Dataset items
-------

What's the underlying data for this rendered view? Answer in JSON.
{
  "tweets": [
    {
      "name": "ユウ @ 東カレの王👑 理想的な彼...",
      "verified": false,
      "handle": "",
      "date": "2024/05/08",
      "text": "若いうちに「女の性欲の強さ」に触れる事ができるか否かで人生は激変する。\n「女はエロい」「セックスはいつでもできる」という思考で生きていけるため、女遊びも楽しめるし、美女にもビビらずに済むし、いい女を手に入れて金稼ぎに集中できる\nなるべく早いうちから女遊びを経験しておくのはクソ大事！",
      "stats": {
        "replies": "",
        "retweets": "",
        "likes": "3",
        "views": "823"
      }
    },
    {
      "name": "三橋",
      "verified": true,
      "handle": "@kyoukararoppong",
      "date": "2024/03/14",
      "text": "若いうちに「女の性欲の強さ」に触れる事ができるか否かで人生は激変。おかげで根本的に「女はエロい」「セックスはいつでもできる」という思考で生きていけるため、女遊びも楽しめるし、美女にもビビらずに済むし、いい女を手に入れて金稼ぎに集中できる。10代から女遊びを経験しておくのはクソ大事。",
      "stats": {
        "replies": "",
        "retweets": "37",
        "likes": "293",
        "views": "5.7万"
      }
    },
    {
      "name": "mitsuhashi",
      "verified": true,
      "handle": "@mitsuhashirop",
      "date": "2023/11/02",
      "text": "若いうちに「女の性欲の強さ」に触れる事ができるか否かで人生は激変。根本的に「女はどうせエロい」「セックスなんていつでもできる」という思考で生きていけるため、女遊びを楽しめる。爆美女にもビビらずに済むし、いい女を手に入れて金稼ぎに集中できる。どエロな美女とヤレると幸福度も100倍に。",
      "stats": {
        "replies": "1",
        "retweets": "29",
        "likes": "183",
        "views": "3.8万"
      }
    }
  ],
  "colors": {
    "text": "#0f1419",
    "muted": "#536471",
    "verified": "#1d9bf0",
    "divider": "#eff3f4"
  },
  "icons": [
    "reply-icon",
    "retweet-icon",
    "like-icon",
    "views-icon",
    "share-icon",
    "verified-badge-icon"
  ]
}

-------

Stated goal
Out of the preceding entries, pull every line containing the string "views".

Exercise response
        "views": "823"
        "views": "5.7万"
        "views": "3.8万"
    "views-icon",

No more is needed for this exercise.